ACTIVITY:
A faithful transcription of all the data, images excluded, is the required answer.

RECORDED DATA:

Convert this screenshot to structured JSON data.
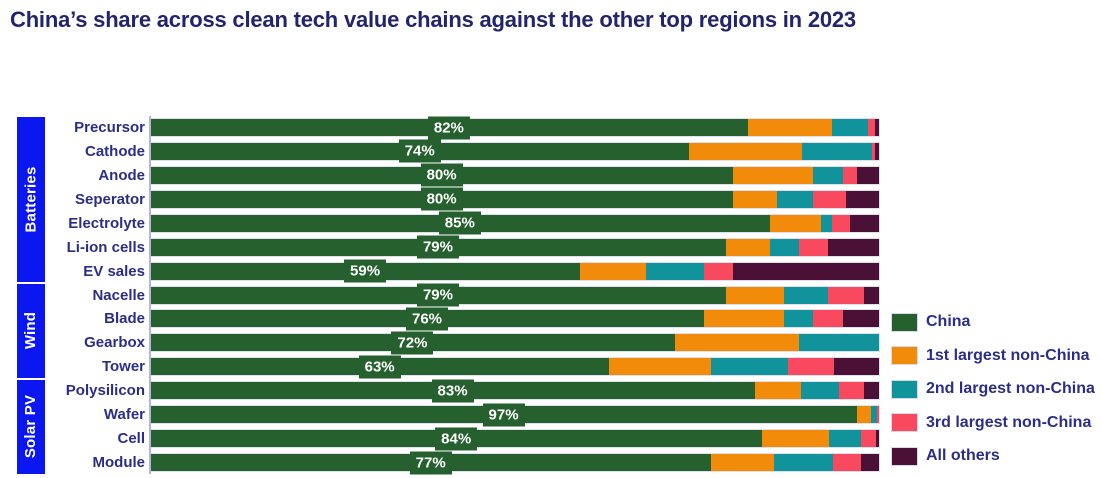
{
  "title": "China’s share across clean tech value chains against the other top regions in 2023",
  "colors": {
    "series": [
      "#26602f",
      "#f28a0a",
      "#11939b",
      "#f9495e",
      "#4b1036"
    ],
    "group_band": "#0b17f0",
    "label_text": "#2b2e87",
    "title_text": "#22246c",
    "axis_line": "#b3b5da",
    "chip_background": "#26602f",
    "background": "#ffffff"
  },
  "legend": [
    {
      "label": "China"
    },
    {
      "label": "1st largest non-China"
    },
    {
      "label": "2nd largest non-China"
    },
    {
      "label": "3rd largest non-China"
    },
    {
      "label": "All others"
    }
  ],
  "chart_data": {
    "type": "bar",
    "orientation": "horizontal",
    "stacked": true,
    "value_unit": "%",
    "x_range": [
      0,
      100
    ],
    "grid": false,
    "legend_position": "right",
    "series_names": [
      "China",
      "1st largest non-China",
      "2nd largest non-China",
      "3rd largest non-China",
      "All others"
    ],
    "groups": [
      {
        "name": "Batteries",
        "items": [
          {
            "label": "Precursor",
            "china_label": "82%",
            "values": [
              82,
              11.5,
              5,
              1,
              0.5
            ]
          },
          {
            "label": "Cathode",
            "china_label": "74%",
            "values": [
              74,
              15.5,
              9.5,
              0.5,
              0.5
            ]
          },
          {
            "label": "Anode",
            "china_label": "80%",
            "values": [
              80,
              11,
              4,
              2,
              3
            ]
          },
          {
            "label": "Seperator",
            "china_label": "80%",
            "values": [
              80,
              6,
              5,
              4.5,
              4.5
            ]
          },
          {
            "label": "Electrolyte",
            "china_label": "85%",
            "values": [
              85,
              7,
              1.5,
              2.5,
              4
            ]
          },
          {
            "label": "Li-ion cells",
            "china_label": "79%",
            "values": [
              79,
              6,
              4,
              4,
              7
            ]
          },
          {
            "label": "EV sales",
            "china_label": "59%",
            "values": [
              59,
              9,
              8,
              4,
              20
            ]
          }
        ]
      },
      {
        "name": "Wind",
        "items": [
          {
            "label": "Nacelle",
            "china_label": "79%",
            "values": [
              79,
              8,
              6,
              5,
              2
            ]
          },
          {
            "label": "Blade",
            "china_label": "76%",
            "values": [
              76,
              11,
              4,
              4,
              5
            ]
          },
          {
            "label": "Gearbox",
            "china_label": "72%",
            "values": [
              72,
              17,
              11,
              0,
              0
            ]
          },
          {
            "label": "Tower",
            "china_label": "63%",
            "values": [
              63,
              14,
              10.5,
              6.3,
              6.2
            ]
          }
        ]
      },
      {
        "name": "Solar PV",
        "items": [
          {
            "label": "Polysilicon",
            "china_label": "83%",
            "values": [
              83,
              6.3,
              5.2,
              3.5,
              2
            ]
          },
          {
            "label": "Wafer",
            "china_label": "97%",
            "values": [
              97,
              1.9,
              0.8,
              0.3,
              0
            ]
          },
          {
            "label": "Cell",
            "china_label": "84%",
            "values": [
              84,
              9.2,
              4.4,
              2,
              0.4
            ]
          },
          {
            "label": "Module",
            "china_label": "77%",
            "values": [
              77,
              8.6,
              8.1,
              3.9,
              2.4
            ]
          }
        ]
      }
    ]
  }
}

SOLUTION TO THE PROBLEM:
Convert this screenshot to structured JSON data.
{
  "title": "China’s share across clean tech value chains against the other top regions in 2023",
  "colors": {
    "series": [
      "#26602f",
      "#f28a0a",
      "#11939b",
      "#f9495e",
      "#4b1036"
    ],
    "group_band": "#0b17f0",
    "label_text": "#2b2e87",
    "title_text": "#22246c",
    "axis_line": "#b3b5da",
    "chip_background": "#26602f",
    "background": "#ffffff"
  },
  "legend": [
    {
      "label": "China"
    },
    {
      "label": "1st largest non-China"
    },
    {
      "label": "2nd largest non-China"
    },
    {
      "label": "3rd largest non-China"
    },
    {
      "label": "All others"
    }
  ],
  "chart_data": {
    "type": "bar",
    "orientation": "horizontal",
    "stacked": true,
    "value_unit": "%",
    "x_range": [
      0,
      100
    ],
    "grid": false,
    "legend_position": "right",
    "series_names": [
      "China",
      "1st largest non-China",
      "2nd largest non-China",
      "3rd largest non-China",
      "All others"
    ],
    "groups": [
      {
        "name": "Batteries",
        "items": [
          {
            "label": "Precursor",
            "china_label": "82%",
            "values": [
              82,
              11.5,
              5,
              1,
              0.5
            ]
          },
          {
            "label": "Cathode",
            "china_label": "74%",
            "values": [
              74,
              15.5,
              9.5,
              0.5,
              0.5
            ]
          },
          {
            "label": "Anode",
            "china_label": "80%",
            "values": [
              80,
              11,
              4,
              2,
              3
            ]
          },
          {
            "label": "Seperator",
            "china_label": "80%",
            "values": [
              80,
              6,
              5,
              4.5,
              4.5
            ]
          },
          {
            "label": "Electrolyte",
            "china_label": "85%",
            "values": [
              85,
              7,
              1.5,
              2.5,
              4
            ]
          },
          {
            "label": "Li-ion cells",
            "china_label": "79%",
            "values": [
              79,
              6,
              4,
              4,
              7
            ]
          },
          {
            "label": "EV sales",
            "china_label": "59%",
            "values": [
              59,
              9,
              8,
              4,
              20
            ]
          }
        ]
      },
      {
        "name": "Wind",
        "items": [
          {
            "label": "Nacelle",
            "china_label": "79%",
            "values": [
              79,
              8,
              6,
              5,
              2
            ]
          },
          {
            "label": "Blade",
            "china_label": "76%",
            "values": [
              76,
              11,
              4,
              4,
              5
            ]
          },
          {
            "label": "Gearbox",
            "china_label": "72%",
            "values": [
              72,
              17,
              11,
              0,
              0
            ]
          },
          {
            "label": "Tower",
            "china_label": "63%",
            "values": [
              63,
              14,
              10.5,
              6.3,
              6.2
            ]
          }
        ]
      },
      {
        "name": "Solar PV",
        "items": [
          {
            "label": "Polysilicon",
            "china_label": "83%",
            "values": [
              83,
              6.3,
              5.2,
              3.5,
              2
            ]
          },
          {
            "label": "Wafer",
            "china_label": "97%",
            "values": [
              97,
              1.9,
              0.8,
              0.3,
              0
            ]
          },
          {
            "label": "Cell",
            "china_label": "84%",
            "values": [
              84,
              9.2,
              4.4,
              2,
              0.4
            ]
          },
          {
            "label": "Module",
            "china_label": "77%",
            "values": [
              77,
              8.6,
              8.1,
              3.9,
              2.4
            ]
          }
        ]
      }
    ]
  }
}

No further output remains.